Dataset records
>> start
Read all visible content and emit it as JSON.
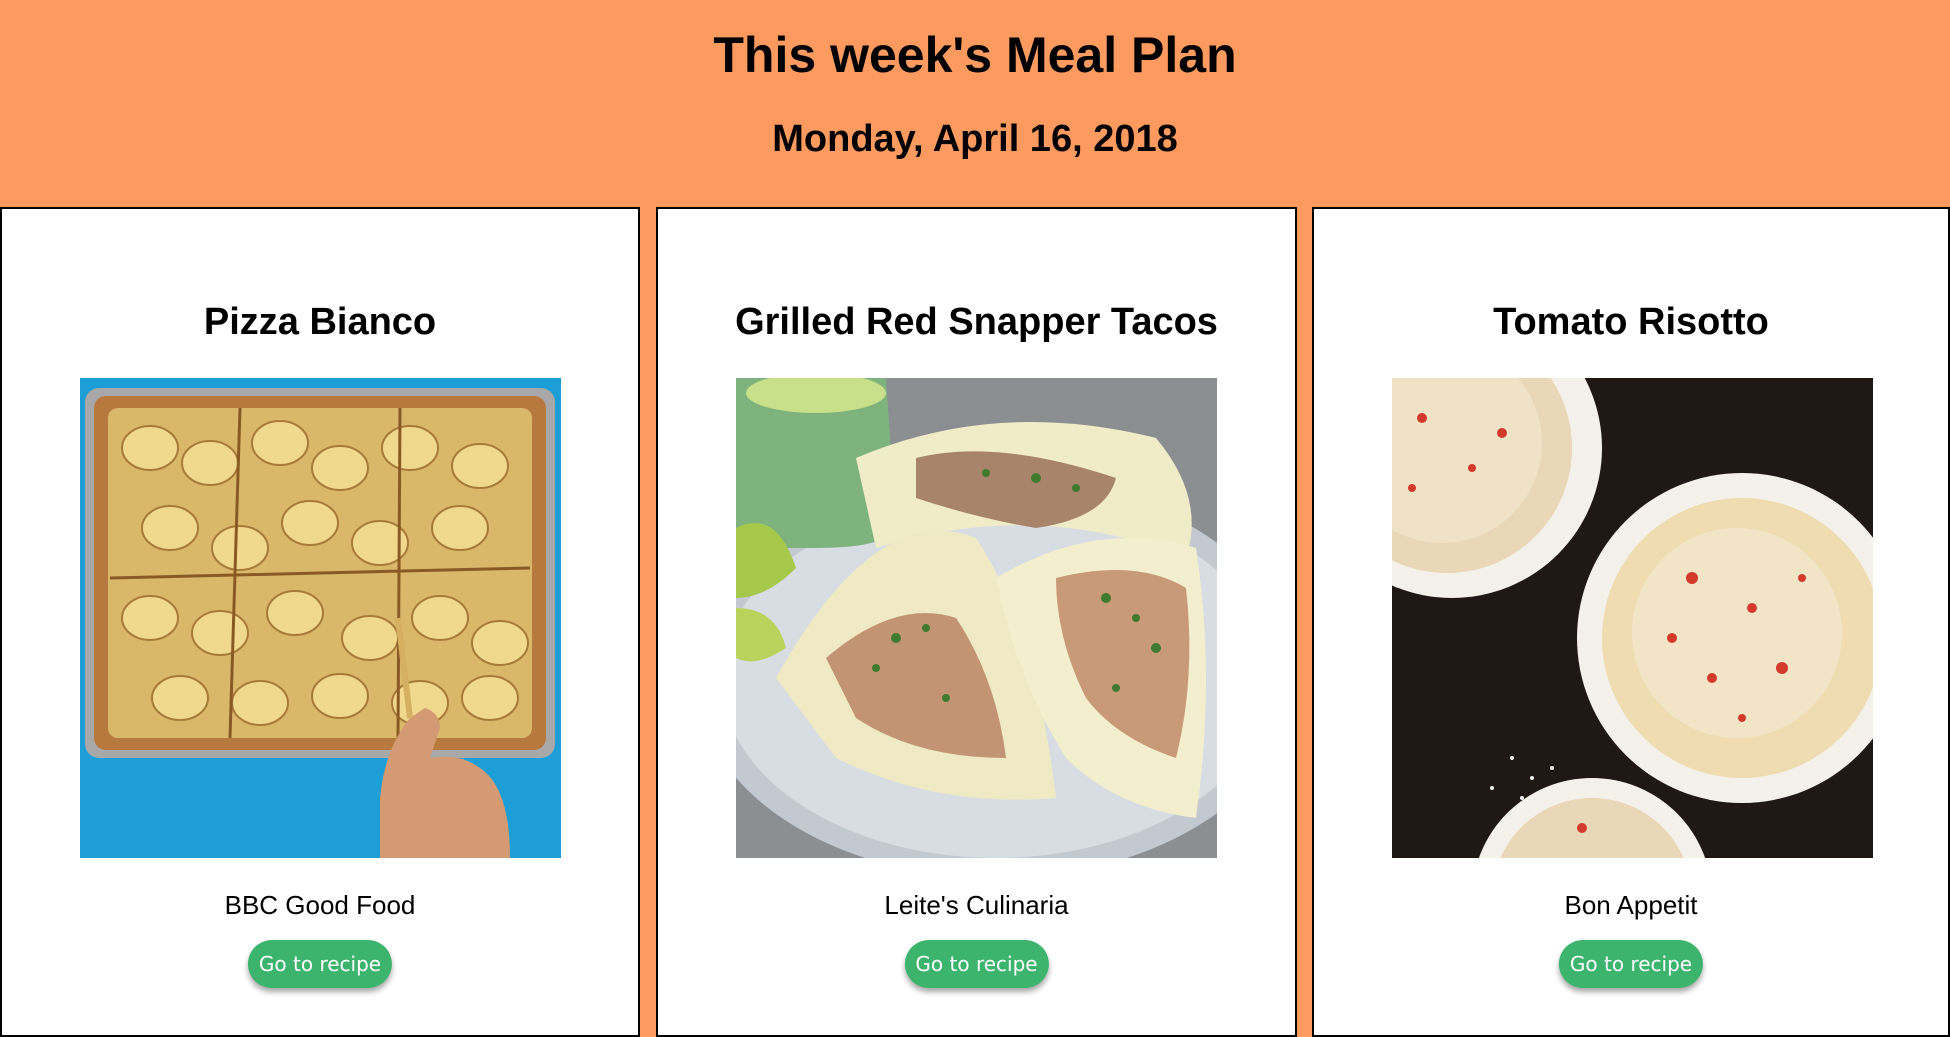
{
  "header": {
    "title": "This week's Meal Plan",
    "date": "Monday, April 16, 2018"
  },
  "meals": [
    {
      "title": "Pizza Bianco",
      "source": "BBC Good Food",
      "button_label": "Go to recipe"
    },
    {
      "title": "Grilled Red Snapper Tacos",
      "source": "Leite's Culinaria",
      "button_label": "Go to recipe"
    },
    {
      "title": "Tomato Risotto",
      "source": "Bon Appetit",
      "button_label": "Go to recipe"
    }
  ],
  "colors": {
    "background": "#fc9a5f",
    "button": "#3cb46e",
    "card": "#ffffff"
  }
}
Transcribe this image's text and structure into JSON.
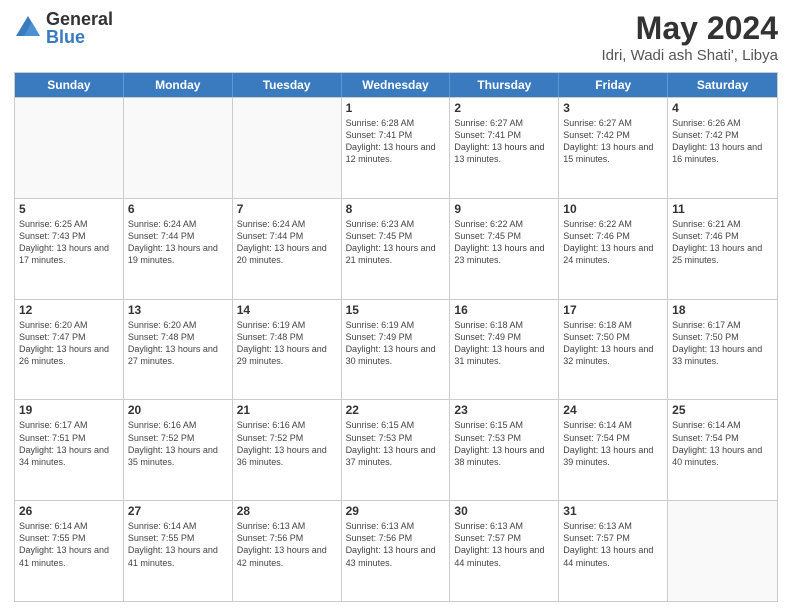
{
  "logo": {
    "general": "General",
    "blue": "Blue"
  },
  "title": {
    "month_year": "May 2024",
    "location": "Idri, Wadi ash Shati', Libya"
  },
  "days_of_week": [
    "Sunday",
    "Monday",
    "Tuesday",
    "Wednesday",
    "Thursday",
    "Friday",
    "Saturday"
  ],
  "weeks": [
    [
      {
        "day": "",
        "empty": true
      },
      {
        "day": "",
        "empty": true
      },
      {
        "day": "",
        "empty": true
      },
      {
        "day": "1",
        "sunrise": "6:28 AM",
        "sunset": "7:41 PM",
        "daylight": "13 hours and 12 minutes."
      },
      {
        "day": "2",
        "sunrise": "6:27 AM",
        "sunset": "7:41 PM",
        "daylight": "13 hours and 13 minutes."
      },
      {
        "day": "3",
        "sunrise": "6:27 AM",
        "sunset": "7:42 PM",
        "daylight": "13 hours and 15 minutes."
      },
      {
        "day": "4",
        "sunrise": "6:26 AM",
        "sunset": "7:42 PM",
        "daylight": "13 hours and 16 minutes."
      }
    ],
    [
      {
        "day": "5",
        "sunrise": "6:25 AM",
        "sunset": "7:43 PM",
        "daylight": "13 hours and 17 minutes."
      },
      {
        "day": "6",
        "sunrise": "6:24 AM",
        "sunset": "7:44 PM",
        "daylight": "13 hours and 19 minutes."
      },
      {
        "day": "7",
        "sunrise": "6:24 AM",
        "sunset": "7:44 PM",
        "daylight": "13 hours and 20 minutes."
      },
      {
        "day": "8",
        "sunrise": "6:23 AM",
        "sunset": "7:45 PM",
        "daylight": "13 hours and 21 minutes."
      },
      {
        "day": "9",
        "sunrise": "6:22 AM",
        "sunset": "7:45 PM",
        "daylight": "13 hours and 23 minutes."
      },
      {
        "day": "10",
        "sunrise": "6:22 AM",
        "sunset": "7:46 PM",
        "daylight": "13 hours and 24 minutes."
      },
      {
        "day": "11",
        "sunrise": "6:21 AM",
        "sunset": "7:46 PM",
        "daylight": "13 hours and 25 minutes."
      }
    ],
    [
      {
        "day": "12",
        "sunrise": "6:20 AM",
        "sunset": "7:47 PM",
        "daylight": "13 hours and 26 minutes."
      },
      {
        "day": "13",
        "sunrise": "6:20 AM",
        "sunset": "7:48 PM",
        "daylight": "13 hours and 27 minutes."
      },
      {
        "day": "14",
        "sunrise": "6:19 AM",
        "sunset": "7:48 PM",
        "daylight": "13 hours and 29 minutes."
      },
      {
        "day": "15",
        "sunrise": "6:19 AM",
        "sunset": "7:49 PM",
        "daylight": "13 hours and 30 minutes."
      },
      {
        "day": "16",
        "sunrise": "6:18 AM",
        "sunset": "7:49 PM",
        "daylight": "13 hours and 31 minutes."
      },
      {
        "day": "17",
        "sunrise": "6:18 AM",
        "sunset": "7:50 PM",
        "daylight": "13 hours and 32 minutes."
      },
      {
        "day": "18",
        "sunrise": "6:17 AM",
        "sunset": "7:50 PM",
        "daylight": "13 hours and 33 minutes."
      }
    ],
    [
      {
        "day": "19",
        "sunrise": "6:17 AM",
        "sunset": "7:51 PM",
        "daylight": "13 hours and 34 minutes."
      },
      {
        "day": "20",
        "sunrise": "6:16 AM",
        "sunset": "7:52 PM",
        "daylight": "13 hours and 35 minutes."
      },
      {
        "day": "21",
        "sunrise": "6:16 AM",
        "sunset": "7:52 PM",
        "daylight": "13 hours and 36 minutes."
      },
      {
        "day": "22",
        "sunrise": "6:15 AM",
        "sunset": "7:53 PM",
        "daylight": "13 hours and 37 minutes."
      },
      {
        "day": "23",
        "sunrise": "6:15 AM",
        "sunset": "7:53 PM",
        "daylight": "13 hours and 38 minutes."
      },
      {
        "day": "24",
        "sunrise": "6:14 AM",
        "sunset": "7:54 PM",
        "daylight": "13 hours and 39 minutes."
      },
      {
        "day": "25",
        "sunrise": "6:14 AM",
        "sunset": "7:54 PM",
        "daylight": "13 hours and 40 minutes."
      }
    ],
    [
      {
        "day": "26",
        "sunrise": "6:14 AM",
        "sunset": "7:55 PM",
        "daylight": "13 hours and 41 minutes."
      },
      {
        "day": "27",
        "sunrise": "6:14 AM",
        "sunset": "7:55 PM",
        "daylight": "13 hours and 41 minutes."
      },
      {
        "day": "28",
        "sunrise": "6:13 AM",
        "sunset": "7:56 PM",
        "daylight": "13 hours and 42 minutes."
      },
      {
        "day": "29",
        "sunrise": "6:13 AM",
        "sunset": "7:56 PM",
        "daylight": "13 hours and 43 minutes."
      },
      {
        "day": "30",
        "sunrise": "6:13 AM",
        "sunset": "7:57 PM",
        "daylight": "13 hours and 44 minutes."
      },
      {
        "day": "31",
        "sunrise": "6:13 AM",
        "sunset": "7:57 PM",
        "daylight": "13 hours and 44 minutes."
      },
      {
        "day": "",
        "empty": true
      }
    ]
  ]
}
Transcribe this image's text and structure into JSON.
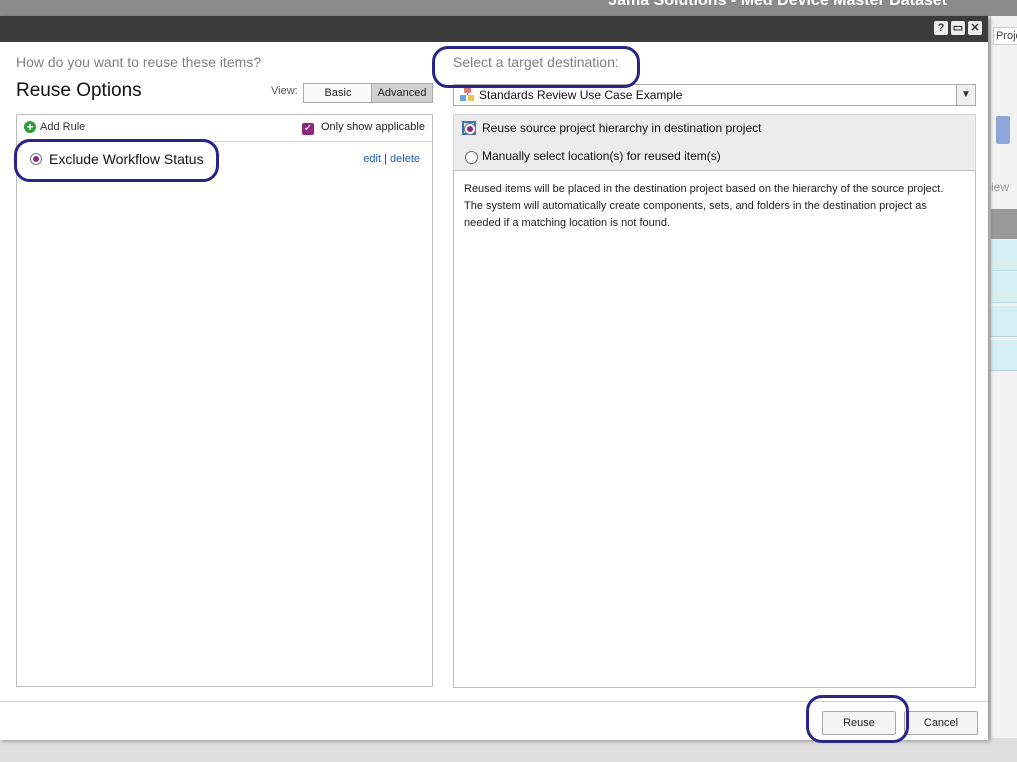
>> end
Strip the images and reproduce the remaining records precisely.

» Exercise response
Read all visible content and emit it as JSON.
{
  "header": {
    "title": "This week's Meal Plan",
    "date": "Monday, April 16, 2018"
  },
  "meals": [
    {
      "title": "Pizza Bianco",
      "source": "BBC Good Food",
      "button_label": "Go to recipe"
    },
    {
      "title": "Grilled Red Snapper Tacos",
      "source": "Leite's Culinaria",
      "button_label": "Go to recipe"
    },
    {
      "title": "Tomato Risotto",
      "source": "Bon Appetit",
      "button_label": "Go to recipe"
    }
  ],
  "colors": {
    "background": "#fc9a5f",
    "button": "#3cb46e",
    "card": "#ffffff"
  }
}
Transcribe this image's text and structure into JSON.
{
  "logo": {
    "general": "General",
    "blue": "Blue"
  },
  "title": {
    "month_year": "May 2024",
    "location": "Idri, Wadi ash Shati', Libya"
  },
  "days_of_week": [
    "Sunday",
    "Monday",
    "Tuesday",
    "Wednesday",
    "Thursday",
    "Friday",
    "Saturday"
  ],
  "weeks": [
    [
      {
        "day": "",
        "empty": true
      },
      {
        "day": "",
        "empty": true
      },
      {
        "day": "",
        "empty": true
      },
      {
        "day": "1",
        "sunrise": "6:28 AM",
        "sunset": "7:41 PM",
        "daylight": "13 hours and 12 minutes."
      },
      {
        "day": "2",
        "sunrise": "6:27 AM",
        "sunset": "7:41 PM",
        "daylight": "13 hours and 13 minutes."
      },
      {
        "day": "3",
        "sunrise": "6:27 AM",
        "sunset": "7:42 PM",
        "daylight": "13 hours and 15 minutes."
      },
      {
        "day": "4",
        "sunrise": "6:26 AM",
        "sunset": "7:42 PM",
        "daylight": "13 hours and 16 minutes."
      }
    ],
    [
      {
        "day": "5",
        "sunrise": "6:25 AM",
        "sunset": "7:43 PM",
        "daylight": "13 hours and 17 minutes."
      },
      {
        "day": "6",
        "sunrise": "6:24 AM",
        "sunset": "7:44 PM",
        "daylight": "13 hours and 19 minutes."
      },
      {
        "day": "7",
        "sunrise": "6:24 AM",
        "sunset": "7:44 PM",
        "daylight": "13 hours and 20 minutes."
      },
      {
        "day": "8",
        "sunrise": "6:23 AM",
        "sunset": "7:45 PM",
        "daylight": "13 hours and 21 minutes."
      },
      {
        "day": "9",
        "sunrise": "6:22 AM",
        "sunset": "7:45 PM",
        "daylight": "13 hours and 23 minutes."
      },
      {
        "day": "10",
        "sunrise": "6:22 AM",
        "sunset": "7:46 PM",
        "daylight": "13 hours and 24 minutes."
      },
      {
        "day": "11",
        "sunrise": "6:21 AM",
        "sunset": "7:46 PM",
        "daylight": "13 hours and 25 minutes."
      }
    ],
    [
      {
        "day": "12",
        "sunrise": "6:20 AM",
        "sunset": "7:47 PM",
        "daylight": "13 hours and 26 minutes."
      },
      {
        "day": "13",
        "sunrise": "6:20 AM",
        "sunset": "7:48 PM",
        "daylight": "13 hours and 27 minutes."
      },
      {
        "day": "14",
        "sunrise": "6:19 AM",
        "sunset": "7:48 PM",
        "daylight": "13 hours and 29 minutes."
      },
      {
        "day": "15",
        "sunrise": "6:19 AM",
        "sunset": "7:49 PM",
        "daylight": "13 hours and 30 minutes."
      },
      {
        "day": "16",
        "sunrise": "6:18 AM",
        "sunset": "7:49 PM",
        "daylight": "13 hours and 31 minutes."
      },
      {
        "day": "17",
        "sunrise": "6:18 AM",
        "sunset": "7:50 PM",
        "daylight": "13 hours and 32 minutes."
      },
      {
        "day": "18",
        "sunrise": "6:17 AM",
        "sunset": "7:50 PM",
        "daylight": "13 hours and 33 minutes."
      }
    ],
    [
      {
        "day": "19",
        "sunrise": "6:17 AM",
        "sunset": "7:51 PM",
        "daylight": "13 hours and 34 minutes."
      },
      {
        "day": "20",
        "sunrise": "6:16 AM",
        "sunset": "7:52 PM",
        "daylight": "13 hours and 35 minutes."
      },
      {
        "day": "21",
        "sunrise": "6:16 AM",
        "sunset": "7:52 PM",
        "daylight": "13 hours and 36 minutes."
      },
      {
        "day": "22",
        "sunrise": "6:15 AM",
        "sunset": "7:53 PM",
        "daylight": "13 hours and 37 minutes."
      },
      {
        "day": "23",
        "sunrise": "6:15 AM",
        "sunset": "7:53 PM",
        "daylight": "13 hours and 38 minutes."
      },
      {
        "day": "24",
        "sunrise": "6:14 AM",
        "sunset": "7:54 PM",
        "daylight": "13 hours and 39 minutes."
      },
      {
        "day": "25",
        "sunrise": "6:14 AM",
        "sunset": "7:54 PM",
        "daylight": "13 hours and 40 minutes."
      }
    ],
    [
      {
        "day": "26",
        "sunrise": "6:14 AM",
        "sunset": "7:55 PM",
        "daylight": "13 hours and 41 minutes."
      },
      {
        "day": "27",
        "sunrise": "6:14 AM",
        "sunset": "7:55 PM",
        "daylight": "13 hours and 41 minutes."
      },
      {
        "day": "28",
        "sunrise": "6:13 AM",
        "sunset": "7:56 PM",
        "daylight": "13 hours and 42 minutes."
      },
      {
        "day": "29",
        "sunrise": "6:13 AM",
        "sunset": "7:56 PM",
        "daylight": "13 hours and 43 minutes."
      },
      {
        "day": "30",
        "sunrise": "6:13 AM",
        "sunset": "7:57 PM",
        "daylight": "13 hours and 44 minutes."
      },
      {
        "day": "31",
        "sunrise": "6:13 AM",
        "sunset": "7:57 PM",
        "daylight": "13 hours and 44 minutes."
      },
      {
        "day": "",
        "empty": true
      }
    ]
  ]
}
Transcribe this image's text and structure into JSON.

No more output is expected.